**SET TASK:** Pull out from the material below all lines with "term".
## Start RECORDS TO PROCESS
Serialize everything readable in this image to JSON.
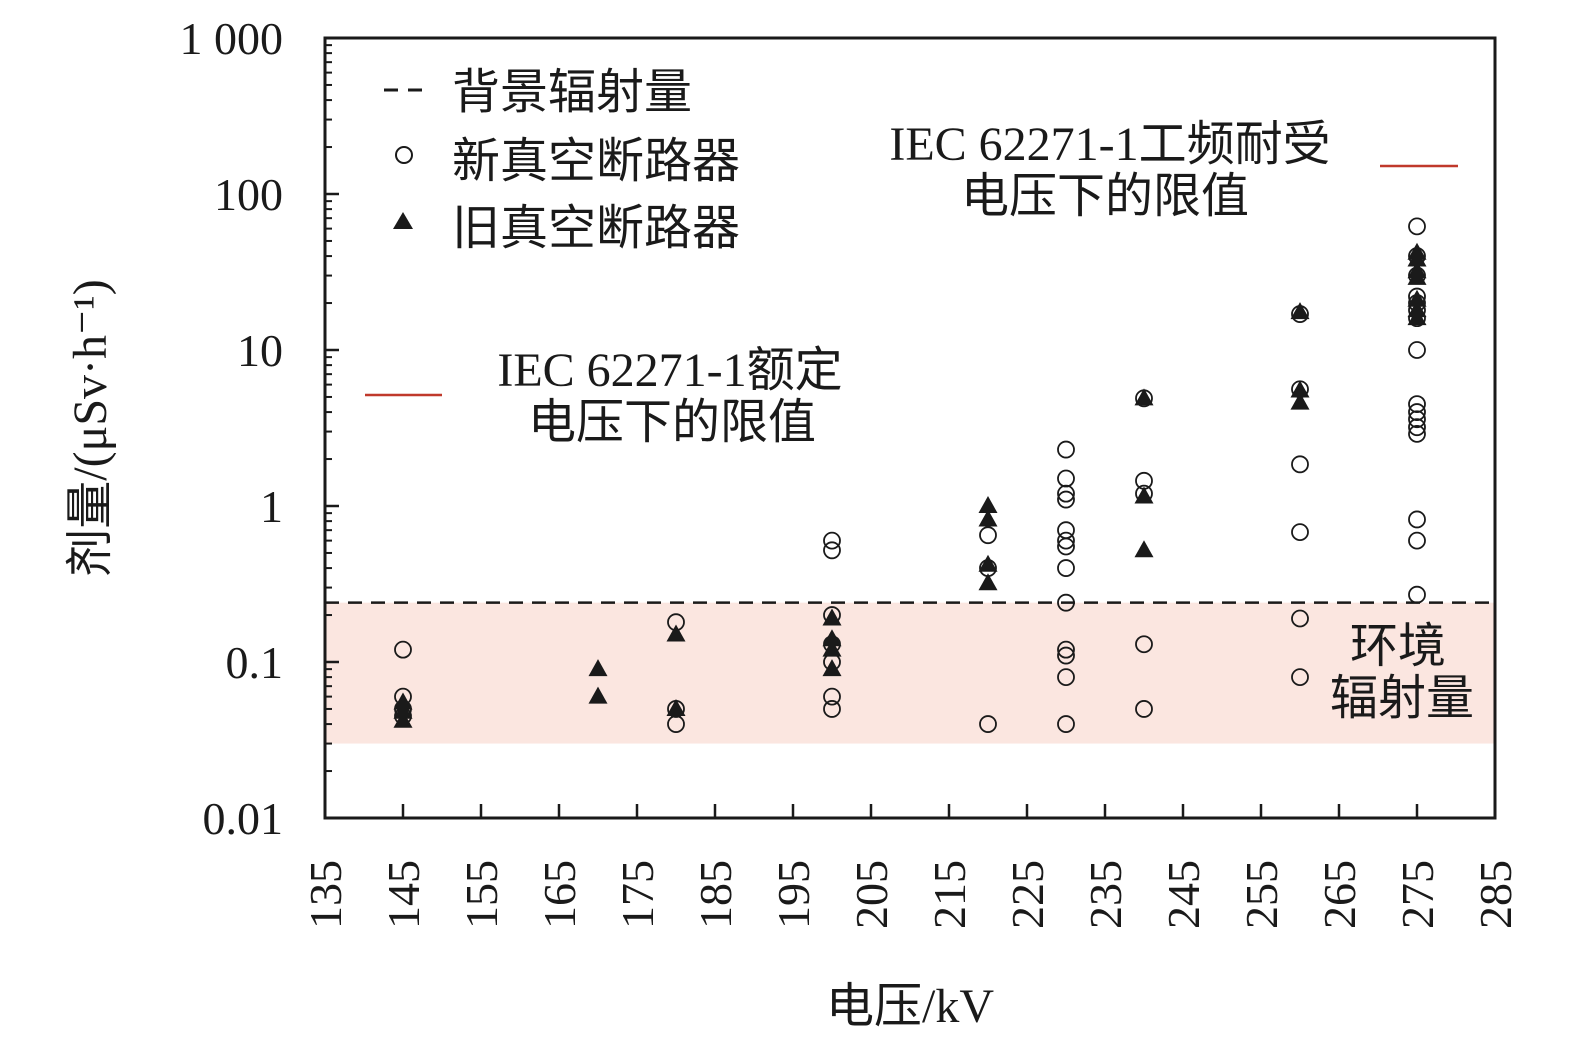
{
  "chart_data": {
    "type": "scatter",
    "xlabel": "电压/kV",
    "ylabel": "剂量/(μSv·h⁻¹)",
    "xlim": [
      135,
      285
    ],
    "ylim": [
      0.01,
      1000
    ],
    "y_scale": "log",
    "x_ticks": [
      135,
      145,
      155,
      165,
      175,
      185,
      195,
      205,
      215,
      225,
      235,
      245,
      255,
      265,
      275,
      285
    ],
    "x_tick_labels": [
      "135",
      "145",
      "155",
      "165",
      "175",
      "185",
      "195",
      "205",
      "215",
      "225",
      "235",
      "245",
      "255",
      "265",
      "275",
      "285"
    ],
    "y_ticks": [
      0.01,
      0.1,
      1,
      10,
      100,
      1000
    ],
    "y_tick_labels": [
      "0.01",
      "0.1",
      "1",
      "10",
      "100",
      "1 000"
    ],
    "grid": false,
    "legend": {
      "placement": "top-left",
      "entries": [
        {
          "label": "背景辐射量",
          "marker": "dashed-line"
        },
        {
          "label": "新真空断路器",
          "marker": "open-circle"
        },
        {
          "label": "旧真空断路器",
          "marker": "filled-triangle"
        }
      ]
    },
    "background_level": 0.24,
    "environment_band": {
      "range": [
        0.03,
        0.24
      ],
      "label_line1": "环境",
      "label_line2": "辐射量",
      "color": "#fbe6e0"
    },
    "limit_annotations": [
      {
        "line1": "IEC 62271-1工频耐受",
        "line2": "电压下的限值",
        "color": "#c0392b"
      },
      {
        "line1": "IEC 62271-1额定",
        "line2": "电压下的限值",
        "color": "#c0392b"
      }
    ],
    "series": [
      {
        "marker": "open-circle",
        "points": [
          [
            145,
            0.12
          ],
          [
            145,
            0.06
          ],
          [
            145,
            0.05
          ],
          [
            145,
            0.045
          ],
          [
            180,
            0.18
          ],
          [
            180,
            0.05
          ],
          [
            180,
            0.04
          ],
          [
            200,
            0.6
          ],
          [
            200,
            0.52
          ],
          [
            200,
            0.2
          ],
          [
            200,
            0.13
          ],
          [
            200,
            0.1
          ],
          [
            200,
            0.06
          ],
          [
            200,
            0.05
          ],
          [
            220,
            0.65
          ],
          [
            220,
            0.4
          ],
          [
            220,
            0.04
          ],
          [
            230,
            2.3
          ],
          [
            230,
            1.5
          ],
          [
            230,
            1.2
          ],
          [
            230,
            1.1
          ],
          [
            230,
            0.7
          ],
          [
            230,
            0.6
          ],
          [
            230,
            0.55
          ],
          [
            230,
            0.4
          ],
          [
            230,
            0.24
          ],
          [
            230,
            0.12
          ],
          [
            230,
            0.11
          ],
          [
            230,
            0.08
          ],
          [
            230,
            0.04
          ],
          [
            240,
            4.9
          ],
          [
            240,
            1.45
          ],
          [
            240,
            1.2
          ],
          [
            240,
            0.13
          ],
          [
            240,
            0.05
          ],
          [
            260,
            17
          ],
          [
            260,
            5.6
          ],
          [
            260,
            1.85
          ],
          [
            260,
            0.68
          ],
          [
            260,
            0.19
          ],
          [
            260,
            0.08
          ],
          [
            275,
            62
          ],
          [
            275,
            40
          ],
          [
            275,
            30
          ],
          [
            275,
            22
          ],
          [
            275,
            20
          ],
          [
            275,
            18
          ],
          [
            275,
            16
          ],
          [
            275,
            10
          ],
          [
            275,
            4.5
          ],
          [
            275,
            4
          ],
          [
            275,
            3.6
          ],
          [
            275,
            3.2
          ],
          [
            275,
            2.9
          ],
          [
            275,
            0.82
          ],
          [
            275,
            0.6
          ],
          [
            275,
            0.27
          ]
        ]
      },
      {
        "marker": "filled-triangle",
        "points": [
          [
            145,
            0.055
          ],
          [
            145,
            0.048
          ],
          [
            145,
            0.042
          ],
          [
            170,
            0.09
          ],
          [
            170,
            0.06
          ],
          [
            180,
            0.15
          ],
          [
            180,
            0.05
          ],
          [
            200,
            0.19
          ],
          [
            200,
            0.14
          ],
          [
            200,
            0.12
          ],
          [
            200,
            0.09
          ],
          [
            220,
            1.0
          ],
          [
            220,
            0.82
          ],
          [
            220,
            0.42
          ],
          [
            220,
            0.32
          ],
          [
            240,
            4.9
          ],
          [
            240,
            1.15
          ],
          [
            240,
            0.52
          ],
          [
            260,
            17.5
          ],
          [
            260,
            5.5
          ],
          [
            260,
            4.6
          ],
          [
            275,
            42
          ],
          [
            275,
            38
          ],
          [
            275,
            32
          ],
          [
            275,
            29
          ],
          [
            275,
            21
          ],
          [
            275,
            18
          ],
          [
            275,
            16
          ]
        ]
      }
    ]
  }
}
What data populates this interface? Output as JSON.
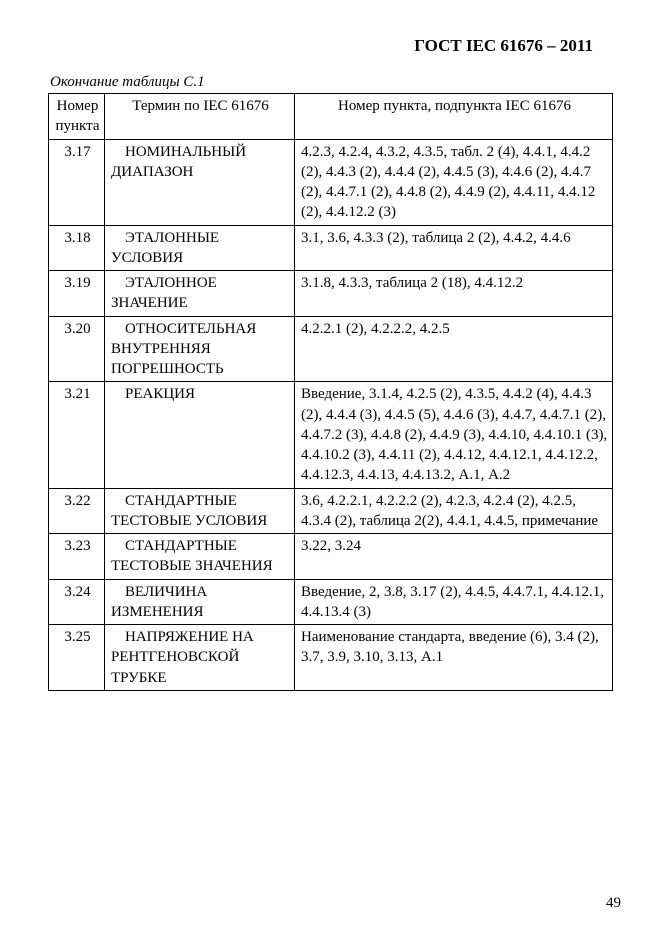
{
  "doc_title": "ГОСТ IEC 61676 – 2011",
  "caption": "Окончание таблицы С.1",
  "page_number": "49",
  "headers": {
    "h1": "Номер пункта",
    "h2": "Термин по IEC 61676",
    "h3": "Номер пункта, подпункта IEC 61676"
  },
  "rows": [
    {
      "num": "3.17",
      "term": "НОМИНАЛЬНЫЙ ДИАПАЗОН",
      "ref": "4.2.3, 4.2.4, 4.3.2, 4.3.5, табл. 2 (4), 4.4.1, 4.4.2 (2), 4.4.3 (2), 4.4.4 (2), 4.4.5 (3), 4.4.6 (2), 4.4.7 (2), 4.4.7.1 (2), 4.4.8 (2), 4.4.9 (2), 4.4.11, 4.4.12 (2), 4.4.12.2 (3)"
    },
    {
      "num": "3.18",
      "term": "ЭТАЛОННЫЕ УСЛОВИЯ",
      "ref": "3.1, 3.6, 4.3.3 (2), таблица 2 (2), 4.4.2, 4.4.6"
    },
    {
      "num": "3.19",
      "term": "ЭТАЛОННОЕ ЗНАЧЕНИЕ",
      "ref": "3.1.8, 4.3.3, таблица 2 (18), 4.4.12.2"
    },
    {
      "num": "3.20",
      "term": "ОТНОСИТЕЛЬНАЯ ВНУТРЕННЯЯ ПОГРЕШНОСТЬ",
      "ref": "4.2.2.1 (2), 4.2.2.2, 4.2.5"
    },
    {
      "num": "3.21",
      "term": "РЕАКЦИЯ",
      "ref": "Введение, 3.1.4, 4.2.5 (2), 4.3.5, 4.4.2 (4), 4.4.3 (2), 4.4.4 (3), 4.4.5 (5), 4.4.6 (3), 4.4.7, 4.4.7.1 (2), 4.4.7.2 (3), 4.4.8 (2), 4.4.9 (3), 4.4.10, 4.4.10.1 (3), 4.4.10.2 (3), 4.4.11 (2), 4.4.12, 4.4.12.1, 4.4.12.2, 4.4.12.3, 4.4.13, 4.4.13.2, А.1, А.2"
    },
    {
      "num": "3.22",
      "term": "СТАНДАРТНЫЕ ТЕСТОВЫЕ УСЛОВИЯ",
      "ref": "3.6, 4.2.2.1, 4.2.2.2 (2), 4.2.3, 4.2.4 (2), 4.2.5, 4.3.4 (2), таблица 2(2), 4.4.1, 4.4.5, примечание"
    },
    {
      "num": "3.23",
      "term": "СТАНДАРТНЫЕ ТЕСТОВЫЕ ЗНАЧЕНИЯ",
      "ref": "3.22, 3.24"
    },
    {
      "num": "3.24",
      "term": "ВЕЛИЧИНА ИЗМЕНЕНИЯ",
      "ref": "Введение, 2, 3.8, 3.17 (2), 4.4.5, 4.4.7.1, 4.4.12.1, 4.4.13.4 (3)"
    },
    {
      "num": "3.25",
      "term": "НАПРЯЖЕНИЕ НА РЕНТГЕНОВСКОЙ ТРУБКЕ",
      "ref": "Наименование стандарта, введение (6), 3.4 (2), 3.7, 3.9, 3.10, 3.13, А.1"
    }
  ]
}
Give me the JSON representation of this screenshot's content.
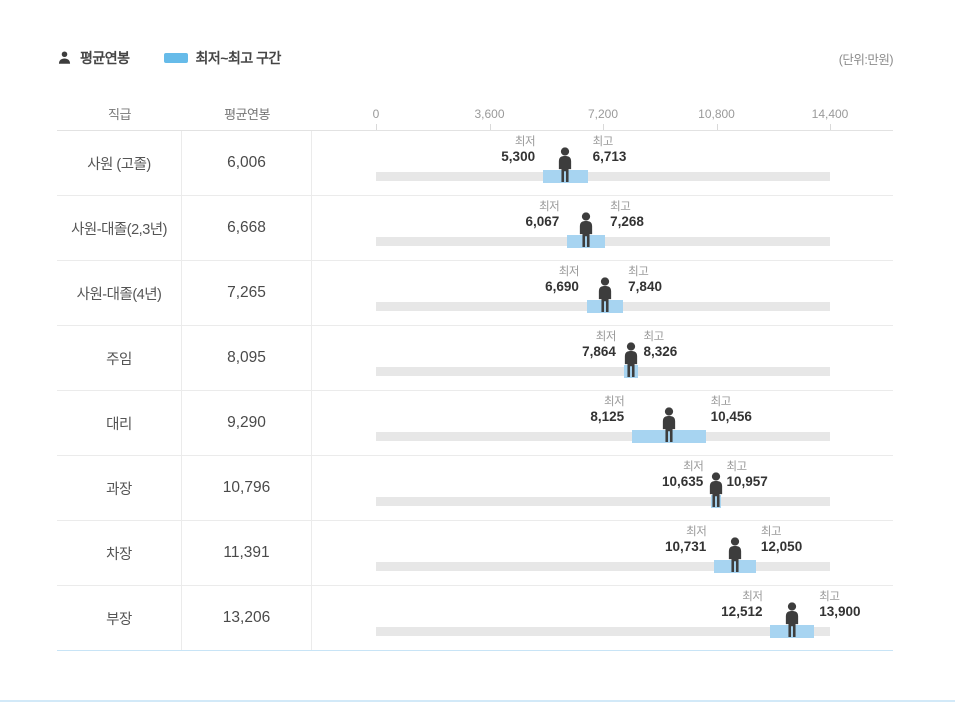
## End RECORDS TO PROCESS
**WRITTEN ANSWER:**
      "term": "НОМИНАЛЬНЫЙ ДИАПАЗОН",
      "term": "ЭТАЛОННЫЕ УСЛОВИЯ",
      "term": "ЭТАЛОННОЕ ЗНАЧЕНИЕ",
      "term": "ОТНОСИТЕЛЬНАЯ ВНУТРЕННЯЯ ПОГРЕШНОСТЬ",
      "term": "РЕАКЦИЯ",
      "term": "СТАНДАРТНЫЕ ТЕСТОВЫЕ УСЛОВИЯ",
      "term": "СТАНДАРТНЫЕ ТЕСТОВЫЕ ЗНАЧЕНИЯ",
      "term": "ВЕЛИЧИНА ИЗМЕНЕНИЯ",
      "term": "НАПРЯЖЕНИЕ НА РЕНТГЕНОВСКОЙ ТРУБКЕ",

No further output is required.